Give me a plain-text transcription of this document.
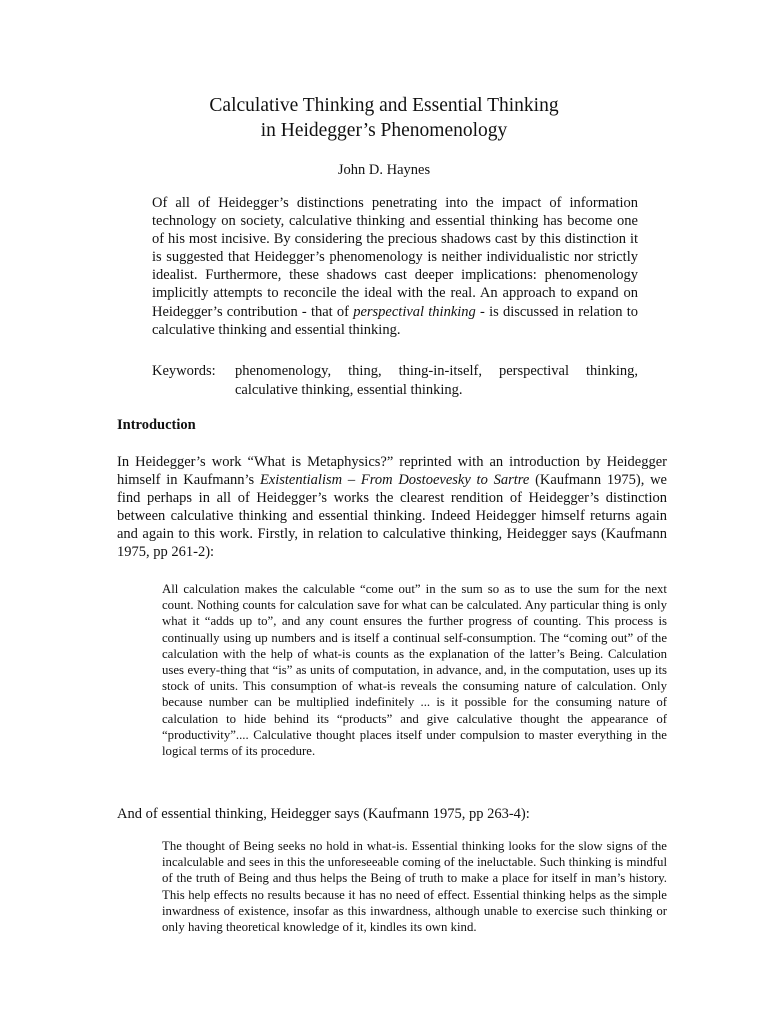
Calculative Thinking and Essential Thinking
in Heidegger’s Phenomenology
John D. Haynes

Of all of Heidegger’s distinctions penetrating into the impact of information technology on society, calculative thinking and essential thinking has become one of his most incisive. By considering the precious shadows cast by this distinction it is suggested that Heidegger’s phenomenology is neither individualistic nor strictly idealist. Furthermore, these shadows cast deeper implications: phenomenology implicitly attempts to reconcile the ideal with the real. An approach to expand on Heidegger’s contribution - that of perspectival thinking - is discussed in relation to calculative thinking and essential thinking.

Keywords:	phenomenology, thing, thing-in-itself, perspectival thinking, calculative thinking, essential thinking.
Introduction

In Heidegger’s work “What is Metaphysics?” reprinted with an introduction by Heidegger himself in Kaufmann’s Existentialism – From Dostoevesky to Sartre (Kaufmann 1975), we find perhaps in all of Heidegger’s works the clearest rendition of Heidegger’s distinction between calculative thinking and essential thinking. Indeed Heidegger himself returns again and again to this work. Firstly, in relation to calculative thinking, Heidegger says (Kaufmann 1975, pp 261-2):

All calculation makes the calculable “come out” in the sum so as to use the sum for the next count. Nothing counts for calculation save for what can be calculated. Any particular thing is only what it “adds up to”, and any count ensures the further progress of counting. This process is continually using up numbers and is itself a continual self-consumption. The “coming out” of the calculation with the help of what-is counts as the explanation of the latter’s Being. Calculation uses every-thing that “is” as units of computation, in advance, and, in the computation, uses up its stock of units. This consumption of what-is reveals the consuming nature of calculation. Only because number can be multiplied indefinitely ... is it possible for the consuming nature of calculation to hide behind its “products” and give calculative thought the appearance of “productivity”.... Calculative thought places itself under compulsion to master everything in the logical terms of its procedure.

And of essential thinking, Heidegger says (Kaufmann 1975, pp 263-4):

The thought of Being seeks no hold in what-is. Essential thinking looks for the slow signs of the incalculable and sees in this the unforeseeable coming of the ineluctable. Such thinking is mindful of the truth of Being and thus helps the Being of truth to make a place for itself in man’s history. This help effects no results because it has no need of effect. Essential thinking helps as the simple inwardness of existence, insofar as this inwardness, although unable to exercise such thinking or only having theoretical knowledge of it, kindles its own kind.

########

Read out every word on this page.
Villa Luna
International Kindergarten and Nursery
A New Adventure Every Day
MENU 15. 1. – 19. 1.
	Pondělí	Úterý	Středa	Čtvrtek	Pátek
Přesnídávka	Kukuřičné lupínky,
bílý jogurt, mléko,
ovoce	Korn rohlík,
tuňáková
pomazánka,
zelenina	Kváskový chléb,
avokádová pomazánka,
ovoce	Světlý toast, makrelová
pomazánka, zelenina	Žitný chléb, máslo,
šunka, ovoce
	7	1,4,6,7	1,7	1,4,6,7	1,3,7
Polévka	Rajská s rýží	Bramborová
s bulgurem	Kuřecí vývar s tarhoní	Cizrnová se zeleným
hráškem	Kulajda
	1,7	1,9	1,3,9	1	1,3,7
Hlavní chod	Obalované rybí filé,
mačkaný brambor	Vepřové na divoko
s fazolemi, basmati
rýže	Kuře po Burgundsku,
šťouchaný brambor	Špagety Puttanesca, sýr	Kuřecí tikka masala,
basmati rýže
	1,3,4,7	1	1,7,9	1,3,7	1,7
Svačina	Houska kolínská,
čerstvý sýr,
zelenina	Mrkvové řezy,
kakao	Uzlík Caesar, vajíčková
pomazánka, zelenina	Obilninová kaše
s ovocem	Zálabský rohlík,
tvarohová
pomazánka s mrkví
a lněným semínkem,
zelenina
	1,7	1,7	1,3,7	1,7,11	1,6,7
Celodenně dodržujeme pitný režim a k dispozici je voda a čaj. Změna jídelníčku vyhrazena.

########

Brief: Across all the entries, count the lines that contain the word "because" and give the number by itself.

Solved problem: 2